*JOB*: Set down each line of the data below exactly as it stands, dropping the pictures.

Excerpt from a dataset
───

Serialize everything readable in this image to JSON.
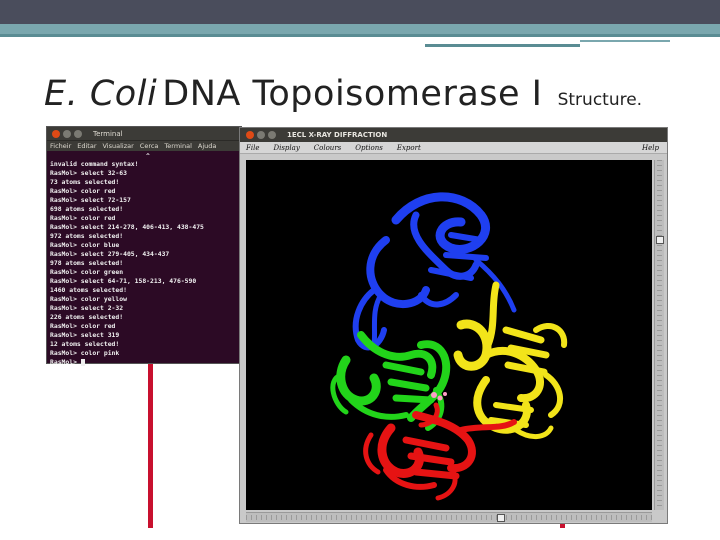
{
  "slide": {
    "title_italic": "E. Coli",
    "title_main": "DNA Topoisomerase I",
    "title_small": "Structure."
  },
  "terminal": {
    "window_title": "Terminal",
    "menu": [
      "Ficheir",
      "Editar",
      "Visualizar",
      "Cerca",
      "Terminal",
      "Ajuda"
    ],
    "lines": [
      "invalid command syntax!",
      "RasMol> select 32-63",
      "73 atoms selected!",
      "RasMol> color red",
      "RasMol> select 72-157",
      "698 atoms selected!",
      "RasMol> color red",
      "RasMol> select 214-278, 406-413, 438-475",
      "972 atoms selected!",
      "RasMol> color blue",
      "RasMol> select 279-405, 434-437",
      "978 atoms selected!",
      "RasMol> color green",
      "RasMol> select 64-71, 158-213, 476-590",
      "1460 atoms selected!",
      "RasMol> color yellow",
      "RasMol> select 2-32",
      "226 atoms selected!",
      "RasMol> color red",
      "RasMol> select 319",
      "12 atoms selected!",
      "RasMol> color pink",
      "RasMol> "
    ],
    "caret": "^"
  },
  "rasmol": {
    "window_title": "1ECL X-RAY DIFFRACTION",
    "menu": [
      "File",
      "Display",
      "Colours",
      "Options",
      "Export"
    ],
    "help": "Help"
  },
  "colors": {
    "blue_domain": "#1f3ff0",
    "green_domain": "#22d41a",
    "yellow_domain": "#f2e41a",
    "red_domain": "#e61313",
    "pink_residue": "#ff9ec7"
  }
}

───

*REPLY*:
Serialize everything readable in this image to JSON.
{
  "slide": {
    "title_italic": "E. Coli",
    "title_main": "DNA Topoisomerase I",
    "title_small": "Structure."
  },
  "terminal": {
    "window_title": "Terminal",
    "menu": [
      "Ficheir",
      "Editar",
      "Visualizar",
      "Cerca",
      "Terminal",
      "Ajuda"
    ],
    "lines": [
      "invalid command syntax!",
      "RasMol> select 32-63",
      "73 atoms selected!",
      "RasMol> color red",
      "RasMol> select 72-157",
      "698 atoms selected!",
      "RasMol> color red",
      "RasMol> select 214-278, 406-413, 438-475",
      "972 atoms selected!",
      "RasMol> color blue",
      "RasMol> select 279-405, 434-437",
      "978 atoms selected!",
      "RasMol> color green",
      "RasMol> select 64-71, 158-213, 476-590",
      "1460 atoms selected!",
      "RasMol> color yellow",
      "RasMol> select 2-32",
      "226 atoms selected!",
      "RasMol> color red",
      "RasMol> select 319",
      "12 atoms selected!",
      "RasMol> color pink",
      "RasMol> "
    ],
    "caret": "^"
  },
  "rasmol": {
    "window_title": "1ECL X-RAY DIFFRACTION",
    "menu": [
      "File",
      "Display",
      "Colours",
      "Options",
      "Export"
    ],
    "help": "Help"
  },
  "colors": {
    "blue_domain": "#1f3ff0",
    "green_domain": "#22d41a",
    "yellow_domain": "#f2e41a",
    "red_domain": "#e61313",
    "pink_residue": "#ff9ec7"
  }
}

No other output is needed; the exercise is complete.